## Task statement
Below is some material; transcribe all of it exactly.

(Records from a data source)
☆ ☆ ☆

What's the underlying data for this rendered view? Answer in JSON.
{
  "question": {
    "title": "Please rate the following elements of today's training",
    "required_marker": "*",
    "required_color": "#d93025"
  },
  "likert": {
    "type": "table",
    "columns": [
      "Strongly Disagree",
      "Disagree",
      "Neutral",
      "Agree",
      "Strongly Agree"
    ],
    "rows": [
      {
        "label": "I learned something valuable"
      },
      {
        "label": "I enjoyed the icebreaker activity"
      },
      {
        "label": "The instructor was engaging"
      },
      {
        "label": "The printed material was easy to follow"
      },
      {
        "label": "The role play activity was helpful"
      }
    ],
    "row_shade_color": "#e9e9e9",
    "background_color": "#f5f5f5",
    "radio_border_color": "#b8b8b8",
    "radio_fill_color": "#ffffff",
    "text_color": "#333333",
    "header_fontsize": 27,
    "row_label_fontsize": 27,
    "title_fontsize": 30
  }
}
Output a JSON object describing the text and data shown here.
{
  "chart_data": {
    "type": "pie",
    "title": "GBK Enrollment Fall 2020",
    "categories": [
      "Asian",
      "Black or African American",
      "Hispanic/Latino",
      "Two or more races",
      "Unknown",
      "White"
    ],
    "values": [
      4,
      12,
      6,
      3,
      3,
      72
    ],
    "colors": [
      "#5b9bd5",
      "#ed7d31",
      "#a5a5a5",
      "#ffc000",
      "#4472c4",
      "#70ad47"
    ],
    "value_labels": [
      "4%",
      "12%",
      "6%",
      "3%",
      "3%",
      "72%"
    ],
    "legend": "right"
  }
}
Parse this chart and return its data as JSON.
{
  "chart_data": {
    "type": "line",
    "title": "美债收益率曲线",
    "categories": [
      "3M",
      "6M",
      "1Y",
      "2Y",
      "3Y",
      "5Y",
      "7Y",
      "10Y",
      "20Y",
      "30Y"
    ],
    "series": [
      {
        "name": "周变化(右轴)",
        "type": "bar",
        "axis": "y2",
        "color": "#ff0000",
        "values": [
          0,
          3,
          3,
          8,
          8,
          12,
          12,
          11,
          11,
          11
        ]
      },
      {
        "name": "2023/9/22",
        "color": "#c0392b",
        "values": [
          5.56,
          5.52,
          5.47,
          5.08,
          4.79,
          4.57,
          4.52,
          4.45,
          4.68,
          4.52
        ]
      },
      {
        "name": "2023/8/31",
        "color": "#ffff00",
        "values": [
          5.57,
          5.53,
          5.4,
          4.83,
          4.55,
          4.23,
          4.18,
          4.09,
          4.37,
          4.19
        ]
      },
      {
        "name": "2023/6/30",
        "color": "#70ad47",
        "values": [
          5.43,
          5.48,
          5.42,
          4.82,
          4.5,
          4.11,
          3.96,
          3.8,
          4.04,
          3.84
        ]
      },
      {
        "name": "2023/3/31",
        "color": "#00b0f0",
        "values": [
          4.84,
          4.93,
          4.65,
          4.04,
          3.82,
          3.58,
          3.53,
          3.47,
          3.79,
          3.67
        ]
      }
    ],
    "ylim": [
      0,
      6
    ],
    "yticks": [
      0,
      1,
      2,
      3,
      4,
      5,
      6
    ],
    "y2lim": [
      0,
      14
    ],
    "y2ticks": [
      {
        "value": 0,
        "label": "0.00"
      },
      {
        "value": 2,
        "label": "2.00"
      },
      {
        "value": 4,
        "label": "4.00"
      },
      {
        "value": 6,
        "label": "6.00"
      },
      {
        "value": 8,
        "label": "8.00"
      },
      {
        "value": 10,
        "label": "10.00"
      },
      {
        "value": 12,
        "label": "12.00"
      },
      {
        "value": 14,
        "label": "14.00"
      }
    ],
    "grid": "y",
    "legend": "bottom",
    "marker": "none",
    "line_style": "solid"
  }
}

☆ ☆ ☆

## Solved exercise
What's the underlying data for this rendered view? Answer in JSON.
{
  "question": {
    "title": "Please rate the following elements of today's training",
    "required_marker": "*",
    "required_color": "#d93025"
  },
  "likert": {
    "type": "table",
    "columns": [
      "Strongly Disagree",
      "Disagree",
      "Neutral",
      "Agree",
      "Strongly Agree"
    ],
    "rows": [
      {
        "label": "I learned something valuable"
      },
      {
        "label": "I enjoyed the icebreaker activity"
      },
      {
        "label": "The instructor was engaging"
      },
      {
        "label": "The printed material was easy to follow"
      },
      {
        "label": "The role play activity was helpful"
      }
    ],
    "row_shade_color": "#e9e9e9",
    "background_color": "#f5f5f5",
    "radio_border_color": "#b8b8b8",
    "radio_fill_color": "#ffffff",
    "text_color": "#333333",
    "header_fontsize": 27,
    "row_label_fontsize": 27,
    "title_fontsize": 30
  }
}
Output a JSON object describing the text and data shown here.
{
  "chart_data": {
    "type": "pie",
    "title": "GBK Enrollment Fall 2020",
    "categories": [
      "Asian",
      "Black or African American",
      "Hispanic/Latino",
      "Two or more races",
      "Unknown",
      "White"
    ],
    "values": [
      4,
      12,
      6,
      3,
      3,
      72
    ],
    "colors": [
      "#5b9bd5",
      "#ed7d31",
      "#a5a5a5",
      "#ffc000",
      "#4472c4",
      "#70ad47"
    ],
    "value_labels": [
      "4%",
      "12%",
      "6%",
      "3%",
      "3%",
      "72%"
    ],
    "legend": "right"
  }
}
Parse this chart and return its data as JSON.
{
  "chart_data": {
    "type": "line",
    "title": "美债收益率曲线",
    "categories": [
      "3M",
      "6M",
      "1Y",
      "2Y",
      "3Y",
      "5Y",
      "7Y",
      "10Y",
      "20Y",
      "30Y"
    ],
    "series": [
      {
        "name": "周变化(右轴)",
        "type": "bar",
        "axis": "y2",
        "color": "#ff0000",
        "values": [
          0,
          3,
          3,
          8,
          8,
          12,
          12,
          11,
          11,
          11
        ]
      },
      {
        "name": "2023/9/22",
        "color": "#c0392b",
        "values": [
          5.56,
          5.52,
          5.47,
          5.08,
          4.79,
          4.57,
          4.52,
          4.45,
          4.68,
          4.52
        ]
      },
      {
        "name": "2023/8/31",
        "color": "#ffff00",
        "values": [
          5.57,
          5.53,
          5.4,
          4.83,
          4.55,
          4.23,
          4.18,
          4.09,
          4.37,
          4.19
        ]
      },
      {
        "name": "2023/6/30",
        "color": "#70ad47",
        "values": [
          5.43,
          5.48,
          5.42,
          4.82,
          4.5,
          4.11,
          3.96,
          3.8,
          4.04,
          3.84
        ]
      },
      {
        "name": "2023/3/31",
        "color": "#00b0f0",
        "values": [
          4.84,
          4.93,
          4.65,
          4.04,
          3.82,
          3.58,
          3.53,
          3.47,
          3.79,
          3.67
        ]
      }
    ],
    "ylim": [
      0,
      6
    ],
    "yticks": [
      0,
      1,
      2,
      3,
      4,
      5,
      6
    ],
    "y2lim": [
      0,
      14
    ],
    "y2ticks": [
      {
        "value": 0,
        "label": "0.00"
      },
      {
        "value": 2,
        "label": "2.00"
      },
      {
        "value": 4,
        "label": "4.00"
      },
      {
        "value": 6,
        "label": "6.00"
      },
      {
        "value": 8,
        "label": "8.00"
      },
      {
        "value": 10,
        "label": "10.00"
      },
      {
        "value": 12,
        "label": "12.00"
      },
      {
        "value": 14,
        "label": "14.00"
      }
    ],
    "grid": "y",
    "legend": "bottom",
    "marker": "none",
    "line_style": "solid"
  }
}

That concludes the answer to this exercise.